Copy out every line of the entries below verbatim.

_DATA FOR THIS EXERCISE_:
►
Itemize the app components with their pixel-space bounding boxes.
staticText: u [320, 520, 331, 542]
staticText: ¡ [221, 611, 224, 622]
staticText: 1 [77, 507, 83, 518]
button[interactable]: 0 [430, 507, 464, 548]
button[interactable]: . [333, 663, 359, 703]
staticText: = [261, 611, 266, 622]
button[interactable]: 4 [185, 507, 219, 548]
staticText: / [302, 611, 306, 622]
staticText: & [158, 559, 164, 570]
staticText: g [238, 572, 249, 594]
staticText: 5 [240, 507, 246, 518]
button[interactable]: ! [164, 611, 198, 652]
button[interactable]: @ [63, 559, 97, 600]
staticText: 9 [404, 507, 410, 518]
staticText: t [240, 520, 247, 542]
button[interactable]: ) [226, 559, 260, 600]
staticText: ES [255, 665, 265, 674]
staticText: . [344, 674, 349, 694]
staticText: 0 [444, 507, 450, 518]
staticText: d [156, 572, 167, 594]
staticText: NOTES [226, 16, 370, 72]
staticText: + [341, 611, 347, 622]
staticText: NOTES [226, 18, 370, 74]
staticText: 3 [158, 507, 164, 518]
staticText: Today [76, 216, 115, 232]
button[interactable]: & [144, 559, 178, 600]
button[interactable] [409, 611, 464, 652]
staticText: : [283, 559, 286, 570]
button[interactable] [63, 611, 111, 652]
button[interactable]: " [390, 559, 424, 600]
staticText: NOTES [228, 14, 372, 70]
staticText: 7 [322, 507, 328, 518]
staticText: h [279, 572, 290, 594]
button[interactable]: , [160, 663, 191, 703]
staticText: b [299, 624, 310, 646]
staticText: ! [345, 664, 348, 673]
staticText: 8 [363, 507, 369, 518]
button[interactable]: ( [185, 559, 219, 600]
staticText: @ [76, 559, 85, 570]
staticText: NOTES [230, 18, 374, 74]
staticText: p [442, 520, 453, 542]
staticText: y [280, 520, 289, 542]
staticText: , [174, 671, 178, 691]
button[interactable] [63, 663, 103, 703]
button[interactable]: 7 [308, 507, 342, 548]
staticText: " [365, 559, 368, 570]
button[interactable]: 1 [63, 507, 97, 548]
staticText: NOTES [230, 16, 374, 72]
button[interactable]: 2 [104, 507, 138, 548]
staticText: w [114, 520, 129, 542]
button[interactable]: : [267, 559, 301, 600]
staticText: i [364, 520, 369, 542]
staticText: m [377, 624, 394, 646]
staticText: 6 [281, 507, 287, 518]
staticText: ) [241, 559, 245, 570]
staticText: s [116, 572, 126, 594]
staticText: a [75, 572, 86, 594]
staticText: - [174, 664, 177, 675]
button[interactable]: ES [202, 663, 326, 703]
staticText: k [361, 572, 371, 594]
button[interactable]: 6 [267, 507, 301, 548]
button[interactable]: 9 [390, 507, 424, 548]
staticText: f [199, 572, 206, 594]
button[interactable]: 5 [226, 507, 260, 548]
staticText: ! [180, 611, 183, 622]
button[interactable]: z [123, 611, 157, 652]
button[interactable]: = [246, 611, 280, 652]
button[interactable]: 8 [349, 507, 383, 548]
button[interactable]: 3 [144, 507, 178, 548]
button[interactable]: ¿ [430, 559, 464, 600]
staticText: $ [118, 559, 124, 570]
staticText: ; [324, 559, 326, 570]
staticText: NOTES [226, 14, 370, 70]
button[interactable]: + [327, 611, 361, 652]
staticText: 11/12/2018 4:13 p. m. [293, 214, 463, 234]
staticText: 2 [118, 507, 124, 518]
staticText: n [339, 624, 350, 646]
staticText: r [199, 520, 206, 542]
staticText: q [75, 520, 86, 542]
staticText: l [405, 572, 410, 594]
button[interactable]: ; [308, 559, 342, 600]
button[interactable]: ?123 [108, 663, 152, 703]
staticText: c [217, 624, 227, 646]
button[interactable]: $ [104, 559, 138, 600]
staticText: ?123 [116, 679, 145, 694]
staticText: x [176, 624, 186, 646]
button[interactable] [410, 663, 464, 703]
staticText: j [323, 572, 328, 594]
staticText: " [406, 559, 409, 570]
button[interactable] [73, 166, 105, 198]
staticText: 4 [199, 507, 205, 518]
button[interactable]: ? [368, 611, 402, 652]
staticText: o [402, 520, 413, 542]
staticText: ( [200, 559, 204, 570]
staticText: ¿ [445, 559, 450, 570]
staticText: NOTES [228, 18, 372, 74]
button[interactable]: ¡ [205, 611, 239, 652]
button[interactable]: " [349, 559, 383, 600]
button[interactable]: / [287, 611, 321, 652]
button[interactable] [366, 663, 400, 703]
◄
_ANSWER FOR THIS EXERCISE_:
Itemize the app components with their pixel-space bounding boxes.
staticText: u [320, 520, 331, 542]
staticText: ¡ [221, 611, 224, 622]
staticText: 1 [77, 507, 83, 518]
button[interactable]: 0 [430, 507, 464, 548]
button[interactable]: . [333, 663, 359, 703]
staticText: = [261, 611, 266, 622]
button[interactable]: 4 [185, 507, 219, 548]
staticText: / [302, 611, 306, 622]
staticText: & [158, 559, 164, 570]
staticText: g [238, 572, 249, 594]
staticText: 5 [240, 507, 246, 518]
button[interactable]: ! [164, 611, 198, 652]
button[interactable]: @ [63, 559, 97, 600]
staticText: 9 [404, 507, 410, 518]
staticText: t [240, 520, 247, 542]
button[interactable]: ) [226, 559, 260, 600]
staticText: ES [255, 665, 265, 674]
staticText: . [344, 674, 349, 694]
staticText: 0 [444, 507, 450, 518]
staticText: d [156, 572, 167, 594]
staticText: NOTES [226, 16, 370, 72]
staticText: + [341, 611, 347, 622]
staticText: NOTES [226, 18, 370, 74]
staticText: 3 [158, 507, 164, 518]
staticText: Today [76, 216, 115, 232]
button[interactable]: & [144, 559, 178, 600]
button[interactable] [409, 611, 464, 652]
staticText: : [283, 559, 286, 570]
button[interactable] [63, 611, 111, 652]
button[interactable]: " [390, 559, 424, 600]
staticText: NOTES [228, 14, 372, 70]
staticText: 7 [322, 507, 328, 518]
staticText: h [279, 572, 290, 594]
button[interactable]: , [160, 663, 191, 703]
staticText: b [299, 624, 310, 646]
staticText: ! [345, 664, 348, 673]
staticText: 8 [363, 507, 369, 518]
button[interactable]: ( [185, 559, 219, 600]
staticText: @ [76, 559, 85, 570]
staticText: NOTES [230, 18, 374, 74]
staticText: p [442, 520, 453, 542]
staticText: y [280, 520, 289, 542]
staticText: , [174, 671, 178, 691]
button[interactable] [63, 663, 103, 703]
button[interactable]: 7 [308, 507, 342, 548]
staticText: " [365, 559, 368, 570]
button[interactable]: 1 [63, 507, 97, 548]
staticText: NOTES [230, 16, 374, 72]
button[interactable]: 2 [104, 507, 138, 548]
staticText: w [114, 520, 129, 542]
button[interactable]: : [267, 559, 301, 600]
staticText: i [364, 520, 369, 542]
staticText: m [377, 624, 394, 646]
staticText: 6 [281, 507, 287, 518]
staticText: ) [241, 559, 245, 570]
staticText: s [116, 572, 126, 594]
staticText: a [75, 572, 86, 594]
staticText: - [174, 664, 177, 675]
button[interactable]: ES [202, 663, 326, 703]
staticText: k [361, 572, 371, 594]
button[interactable]: 6 [267, 507, 301, 548]
button[interactable]: 9 [390, 507, 424, 548]
staticText: f [199, 572, 206, 594]
button[interactable]: 5 [226, 507, 260, 548]
staticText: ! [180, 611, 183, 622]
button[interactable]: z [123, 611, 157, 652]
button[interactable]: = [246, 611, 280, 652]
button[interactable]: 8 [349, 507, 383, 548]
button[interactable]: 3 [144, 507, 178, 548]
button[interactable]: ¿ [430, 559, 464, 600]
staticText: $ [118, 559, 124, 570]
staticText: ; [324, 559, 326, 570]
staticText: NOTES [226, 14, 370, 70]
button[interactable]: + [327, 611, 361, 652]
staticText: 11/12/2018 4:13 p. m. [293, 214, 463, 234]
staticText: 2 [118, 507, 124, 518]
staticText: n [339, 624, 350, 646]
staticText: r [199, 520, 206, 542]
staticText: q [75, 520, 86, 542]
staticText: l [405, 572, 410, 594]
button[interactable]: ; [308, 559, 342, 600]
button[interactable]: ?123 [108, 663, 152, 703]
staticText: c [217, 624, 227, 646]
button[interactable]: $ [104, 559, 138, 600]
staticText: ?123 [116, 679, 145, 694]
staticText: x [176, 624, 186, 646]
button[interactable] [410, 663, 464, 703]
staticText: j [323, 572, 328, 594]
staticText: " [406, 559, 409, 570]
button[interactable] [73, 166, 105, 198]
staticText: 4 [199, 507, 205, 518]
button[interactable]: ? [368, 611, 402, 652]
staticText: o [402, 520, 413, 542]
staticText: ( [200, 559, 204, 570]
staticText: ¿ [445, 559, 450, 570]
staticText: NOTES [228, 18, 372, 74]
button[interactable]: ¡ [205, 611, 239, 652]
button[interactable]: " [349, 559, 383, 600]
button[interactable]: / [287, 611, 321, 652]
button[interactable] [366, 663, 400, 703]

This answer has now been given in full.